> [EXTRACT TO READ]
○ ○ ○ ○ ○

U.S. Pat. No. 4,650,789 and U.S. Pat. No. 4,897,380, respectively issued to Pollack and to Pollack, et al, on Mar. 17, 1987 and Jan. 20, 1990, for “Method and Composition for Increasing Production of Serotonin” and “Method and Composition for Relieving Dietary-Related Disorders” also propose amino-acid medications for neurotransmitter re-balancing. These two patents both teach the use of L-tryptophan as the amino-acid, along with ingredients designed to assist it across the blood/brain barrier. However, in order to assist L-tryptophan in crossing the blood/brain barrier, both patents suggest the use of fructose to drive other amino-acids in the patient’s blood stream into the muscles, thus increasing the relative concentration of L-tryptophan and speeding its passage to the brain. Obviously, this is counterproductive if the objective is to administer a group of amino-acids.
Another example of this problem is the administration of cyanocobalamin (vitamin B12). While cyanocobalamin is the form of vitamin B 12 which is metabolized in oral administration, and thus the form known in the art in anti-craving compositions, it is also a form which must first pass through the metabolic machinery of the liver to become hydroxycobolamin, then be metabolized by the liver a second time in order to become the metabolically active form of the agent vitamin B12. This known process is disadvantageous for use by substance abuse patients, as will be explained below in the detailed description of the present invention.

○ ○ ○ ○ ○

> [EXERCISE TASKS]
1. In the passage on amino-acid medications, do these statements agree with it? For each, answer yes or no and quote the words that decide it. (a) Both Pollack patents teach the use of L-tryptophan as the amino acid. (b) The patents suggest using glucose to drive other amino acids into the muscles. (c) Cyanocobalamin passes through the liver only once before it becomes the active form of vitamin B12.
2. Shorten the paragraph of the passage on amino-acid medications that opens "Another example of this problem," keeping its main facts.
3. Reproduce the part of the passage on amino-acid medications that begins at the words "Another example of" and stops after "the present invention.".

○ ○ ○ ○ ○

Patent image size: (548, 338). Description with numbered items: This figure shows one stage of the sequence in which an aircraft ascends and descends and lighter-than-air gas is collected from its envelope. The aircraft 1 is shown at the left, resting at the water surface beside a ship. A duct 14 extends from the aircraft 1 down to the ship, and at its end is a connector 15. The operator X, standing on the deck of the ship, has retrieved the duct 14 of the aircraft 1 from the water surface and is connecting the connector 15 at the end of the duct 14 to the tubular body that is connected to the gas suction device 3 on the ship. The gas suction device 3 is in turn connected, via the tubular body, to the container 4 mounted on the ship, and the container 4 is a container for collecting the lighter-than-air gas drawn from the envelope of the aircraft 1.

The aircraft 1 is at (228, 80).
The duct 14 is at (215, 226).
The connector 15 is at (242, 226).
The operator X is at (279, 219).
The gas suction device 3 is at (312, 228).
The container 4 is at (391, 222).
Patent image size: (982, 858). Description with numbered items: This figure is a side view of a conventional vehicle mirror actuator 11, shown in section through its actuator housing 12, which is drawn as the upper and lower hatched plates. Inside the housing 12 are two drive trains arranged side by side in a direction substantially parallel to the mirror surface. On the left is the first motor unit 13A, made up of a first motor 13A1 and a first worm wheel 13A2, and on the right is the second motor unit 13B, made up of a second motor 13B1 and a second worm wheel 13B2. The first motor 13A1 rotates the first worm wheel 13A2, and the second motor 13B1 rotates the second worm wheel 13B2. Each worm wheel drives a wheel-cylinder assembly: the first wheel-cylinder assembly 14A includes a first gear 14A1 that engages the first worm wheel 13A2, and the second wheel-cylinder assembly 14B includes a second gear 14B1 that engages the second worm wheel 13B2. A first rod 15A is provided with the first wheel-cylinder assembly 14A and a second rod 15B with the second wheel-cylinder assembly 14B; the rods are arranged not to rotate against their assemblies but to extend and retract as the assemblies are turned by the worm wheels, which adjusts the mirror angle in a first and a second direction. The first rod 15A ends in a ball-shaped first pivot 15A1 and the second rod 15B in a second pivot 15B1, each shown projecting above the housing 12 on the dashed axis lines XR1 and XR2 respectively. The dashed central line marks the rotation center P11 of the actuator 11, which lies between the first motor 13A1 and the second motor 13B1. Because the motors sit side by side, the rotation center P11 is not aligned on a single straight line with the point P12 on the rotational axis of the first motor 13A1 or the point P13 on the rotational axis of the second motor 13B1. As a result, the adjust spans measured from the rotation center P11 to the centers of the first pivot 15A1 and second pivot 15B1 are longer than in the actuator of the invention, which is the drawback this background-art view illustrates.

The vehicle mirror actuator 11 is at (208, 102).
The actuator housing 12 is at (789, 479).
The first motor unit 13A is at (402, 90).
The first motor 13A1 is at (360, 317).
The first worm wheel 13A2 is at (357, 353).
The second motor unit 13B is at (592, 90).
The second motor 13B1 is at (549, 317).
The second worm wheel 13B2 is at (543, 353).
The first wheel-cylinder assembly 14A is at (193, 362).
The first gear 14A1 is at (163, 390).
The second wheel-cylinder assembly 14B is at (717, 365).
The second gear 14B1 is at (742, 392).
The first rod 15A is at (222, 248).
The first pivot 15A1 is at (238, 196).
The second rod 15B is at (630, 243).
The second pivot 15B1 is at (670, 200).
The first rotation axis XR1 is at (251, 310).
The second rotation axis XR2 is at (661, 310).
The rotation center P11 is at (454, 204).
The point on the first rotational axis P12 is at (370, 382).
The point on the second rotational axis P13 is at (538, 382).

○ ○ ○ ○ ○

> [SOLUTIONS BY TASK]
1.
(a) Yes: "These two patents both teach the use of L-tryptophan as the amino-acid"
(b) No: "both patents suggest the use of fructose to drive other amino-acids in the patient’s blood stream into the muscles"
(c) No: "then be metabolized by the liver a second time in order to become the metabolically active form of the agent vitamin B12"

2. Cyanocobalamin (vitamin B12) is the form metabolized when taken by mouth, so it is the form known in anti-craving compositions. However, the liver must first turn it into hydroxycobolamin and then metabolize it a second time before it becomes the active form of vitamin B12. This process is a drawback for substance abuse patients.

3.
Another example of this problem is the administration of cyanocobalamin (vitamin B12). While cyanocobalamin is the form of vitamin B 12 which is metabolized in oral administration, and thus the form known in the art in anti-craving compositions, it is also a form which must first pass through the metabolic machinery of the liver to become hydroxycobolamin, then be metabolized by the liver a second time in order to become the metabolically active form of the agent vitamin B12. This known process is disadvantageous for use by substance abuse patients, as will be explained below in the detailed description of the present invention.